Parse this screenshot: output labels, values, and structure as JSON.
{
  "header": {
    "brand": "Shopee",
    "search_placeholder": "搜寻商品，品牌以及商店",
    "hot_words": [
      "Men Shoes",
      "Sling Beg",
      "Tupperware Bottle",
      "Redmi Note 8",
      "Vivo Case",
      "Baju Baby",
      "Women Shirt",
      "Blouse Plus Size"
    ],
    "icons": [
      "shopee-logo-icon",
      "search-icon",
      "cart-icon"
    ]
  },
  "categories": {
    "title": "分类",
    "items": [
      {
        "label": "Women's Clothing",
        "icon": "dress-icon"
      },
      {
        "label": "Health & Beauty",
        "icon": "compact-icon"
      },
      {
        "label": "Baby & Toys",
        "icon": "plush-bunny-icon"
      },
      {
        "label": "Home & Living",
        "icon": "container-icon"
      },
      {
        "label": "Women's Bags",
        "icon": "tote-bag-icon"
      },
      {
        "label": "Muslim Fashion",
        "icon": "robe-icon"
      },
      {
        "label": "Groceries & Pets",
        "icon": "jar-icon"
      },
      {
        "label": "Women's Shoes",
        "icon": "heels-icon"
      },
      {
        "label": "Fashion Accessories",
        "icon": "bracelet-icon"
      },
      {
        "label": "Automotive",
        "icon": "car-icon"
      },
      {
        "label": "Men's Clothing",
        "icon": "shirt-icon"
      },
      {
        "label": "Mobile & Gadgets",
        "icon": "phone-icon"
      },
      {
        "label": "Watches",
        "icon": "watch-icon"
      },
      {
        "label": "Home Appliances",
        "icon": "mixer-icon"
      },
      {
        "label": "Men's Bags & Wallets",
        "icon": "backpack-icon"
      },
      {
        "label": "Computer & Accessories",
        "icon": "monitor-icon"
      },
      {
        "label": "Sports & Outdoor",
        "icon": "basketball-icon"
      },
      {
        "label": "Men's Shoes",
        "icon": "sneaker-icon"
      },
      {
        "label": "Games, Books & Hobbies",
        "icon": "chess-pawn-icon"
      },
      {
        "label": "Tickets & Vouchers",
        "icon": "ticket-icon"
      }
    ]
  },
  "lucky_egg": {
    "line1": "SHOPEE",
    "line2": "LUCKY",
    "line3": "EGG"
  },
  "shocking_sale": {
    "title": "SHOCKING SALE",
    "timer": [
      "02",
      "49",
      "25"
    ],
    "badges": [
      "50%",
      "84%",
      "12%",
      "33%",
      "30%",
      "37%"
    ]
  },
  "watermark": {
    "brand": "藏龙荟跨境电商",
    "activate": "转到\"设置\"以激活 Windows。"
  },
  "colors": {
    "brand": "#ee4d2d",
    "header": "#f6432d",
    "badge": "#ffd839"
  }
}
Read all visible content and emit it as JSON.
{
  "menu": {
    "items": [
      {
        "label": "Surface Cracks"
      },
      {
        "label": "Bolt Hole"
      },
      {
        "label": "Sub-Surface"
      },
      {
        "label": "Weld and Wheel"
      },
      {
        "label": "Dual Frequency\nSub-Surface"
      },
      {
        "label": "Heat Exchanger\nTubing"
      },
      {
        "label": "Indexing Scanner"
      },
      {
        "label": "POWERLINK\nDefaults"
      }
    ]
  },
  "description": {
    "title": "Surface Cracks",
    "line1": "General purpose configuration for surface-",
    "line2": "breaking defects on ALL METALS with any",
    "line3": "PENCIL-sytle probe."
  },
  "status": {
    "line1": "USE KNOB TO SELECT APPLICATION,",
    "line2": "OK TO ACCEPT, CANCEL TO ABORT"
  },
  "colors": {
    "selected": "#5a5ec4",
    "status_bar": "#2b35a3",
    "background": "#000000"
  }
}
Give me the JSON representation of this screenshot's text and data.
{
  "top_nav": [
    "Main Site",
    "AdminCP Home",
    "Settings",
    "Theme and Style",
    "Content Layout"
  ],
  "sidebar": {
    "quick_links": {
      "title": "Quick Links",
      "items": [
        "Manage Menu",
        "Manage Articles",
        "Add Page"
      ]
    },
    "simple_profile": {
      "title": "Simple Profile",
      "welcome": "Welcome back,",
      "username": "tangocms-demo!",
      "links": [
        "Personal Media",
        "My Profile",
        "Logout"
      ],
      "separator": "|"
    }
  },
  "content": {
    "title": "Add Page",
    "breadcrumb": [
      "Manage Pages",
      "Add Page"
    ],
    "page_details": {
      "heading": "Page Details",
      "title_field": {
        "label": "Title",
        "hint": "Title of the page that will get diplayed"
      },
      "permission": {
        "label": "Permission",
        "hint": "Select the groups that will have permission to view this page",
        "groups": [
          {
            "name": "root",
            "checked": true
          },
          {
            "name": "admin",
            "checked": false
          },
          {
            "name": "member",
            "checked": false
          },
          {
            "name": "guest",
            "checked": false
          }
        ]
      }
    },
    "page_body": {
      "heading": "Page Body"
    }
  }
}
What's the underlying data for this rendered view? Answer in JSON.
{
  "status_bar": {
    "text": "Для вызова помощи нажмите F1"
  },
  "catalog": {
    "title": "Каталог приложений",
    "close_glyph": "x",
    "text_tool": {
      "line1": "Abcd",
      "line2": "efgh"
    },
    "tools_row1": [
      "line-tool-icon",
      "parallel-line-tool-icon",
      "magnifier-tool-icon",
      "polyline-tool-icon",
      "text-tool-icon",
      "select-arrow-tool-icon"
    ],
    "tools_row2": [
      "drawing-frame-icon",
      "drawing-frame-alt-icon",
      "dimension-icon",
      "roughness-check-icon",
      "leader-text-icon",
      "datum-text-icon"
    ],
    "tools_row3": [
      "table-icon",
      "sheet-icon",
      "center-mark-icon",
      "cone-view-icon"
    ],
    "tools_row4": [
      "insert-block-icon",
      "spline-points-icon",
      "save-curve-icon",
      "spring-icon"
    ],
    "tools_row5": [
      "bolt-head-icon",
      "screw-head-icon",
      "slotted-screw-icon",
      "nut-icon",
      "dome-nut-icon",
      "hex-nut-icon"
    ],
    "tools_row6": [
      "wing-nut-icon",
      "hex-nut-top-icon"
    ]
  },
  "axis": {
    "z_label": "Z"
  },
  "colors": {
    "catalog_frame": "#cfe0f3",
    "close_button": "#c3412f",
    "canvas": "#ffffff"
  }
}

* What you are asked to do
In the records above, how many lines contain the word "groups"? Give the number alone.

* Solution for this problem
2